Pick out each line containing the string "Napredni".

EXERCISE INPUT:
>> Start

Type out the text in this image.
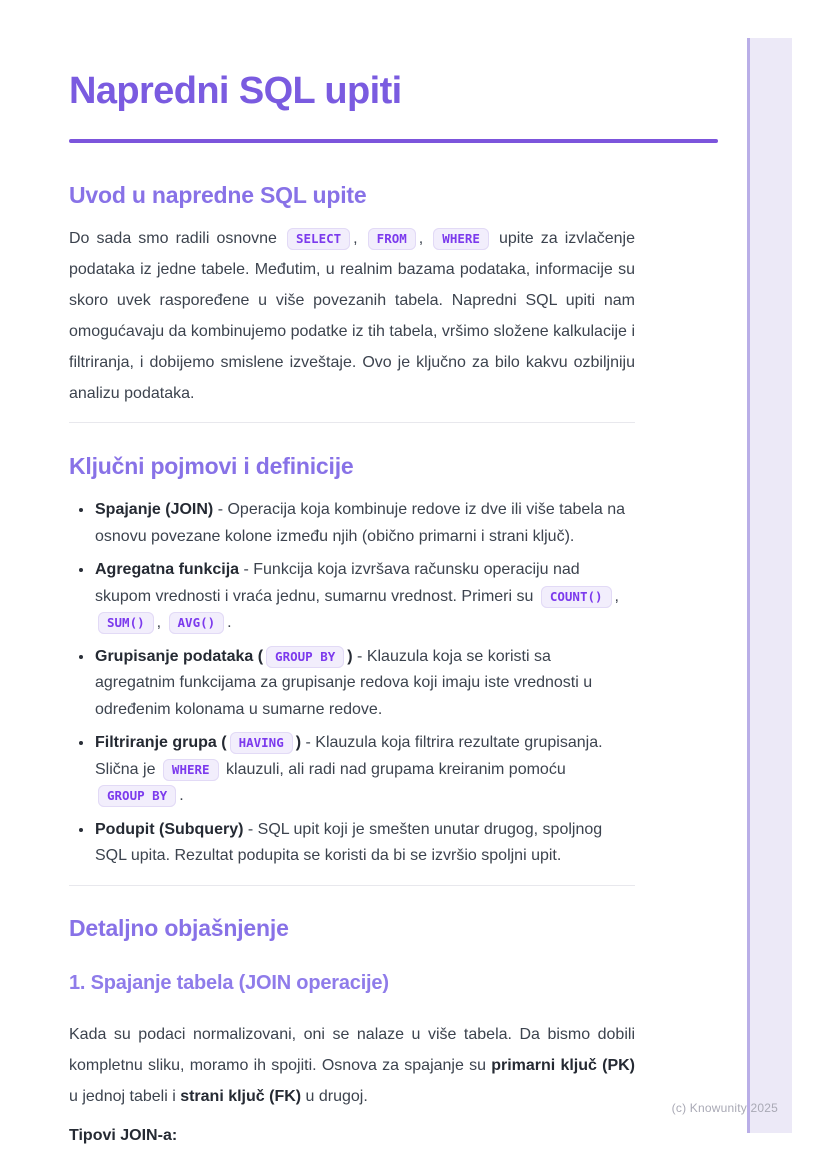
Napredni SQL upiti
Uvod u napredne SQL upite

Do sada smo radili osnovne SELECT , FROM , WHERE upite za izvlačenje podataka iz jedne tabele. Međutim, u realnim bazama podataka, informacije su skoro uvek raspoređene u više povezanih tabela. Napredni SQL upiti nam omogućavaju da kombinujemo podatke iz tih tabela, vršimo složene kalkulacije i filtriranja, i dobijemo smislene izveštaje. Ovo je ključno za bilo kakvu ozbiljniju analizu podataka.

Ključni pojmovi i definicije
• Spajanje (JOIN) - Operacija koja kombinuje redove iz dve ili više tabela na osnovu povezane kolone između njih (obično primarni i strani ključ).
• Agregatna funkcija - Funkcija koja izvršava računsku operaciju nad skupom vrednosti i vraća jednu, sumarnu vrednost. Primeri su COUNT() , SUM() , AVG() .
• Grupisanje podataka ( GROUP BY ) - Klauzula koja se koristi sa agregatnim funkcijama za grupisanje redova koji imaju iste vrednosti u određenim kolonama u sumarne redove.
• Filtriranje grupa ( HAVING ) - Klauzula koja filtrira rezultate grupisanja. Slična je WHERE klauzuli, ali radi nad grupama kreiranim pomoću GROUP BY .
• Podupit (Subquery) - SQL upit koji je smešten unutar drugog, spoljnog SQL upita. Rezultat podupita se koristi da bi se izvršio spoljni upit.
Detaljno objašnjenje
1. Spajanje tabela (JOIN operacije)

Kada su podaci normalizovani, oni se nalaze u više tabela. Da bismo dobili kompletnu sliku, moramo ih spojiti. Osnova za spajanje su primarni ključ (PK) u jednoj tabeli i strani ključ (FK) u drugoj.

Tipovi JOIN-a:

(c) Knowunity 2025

>> End

WORKED ANSWER:
Napredni SQL upiti
Do sada smo radili osnovne SELECT , FROM , WHERE upite za izvlačenje podataka iz jedne tabele. Međutim, u realnim bazama podataka, informacije su skoro uvek raspoređene u više povezanih tabela. Napredni SQL upiti nam omogućavaju da kombinujemo podatke iz tih tabela, vršimo složene kalkulacije i filtriranja, i dobijemo smislene izveštaje. Ovo je ključno za bilo kakvu ozbiljniju analizu podataka.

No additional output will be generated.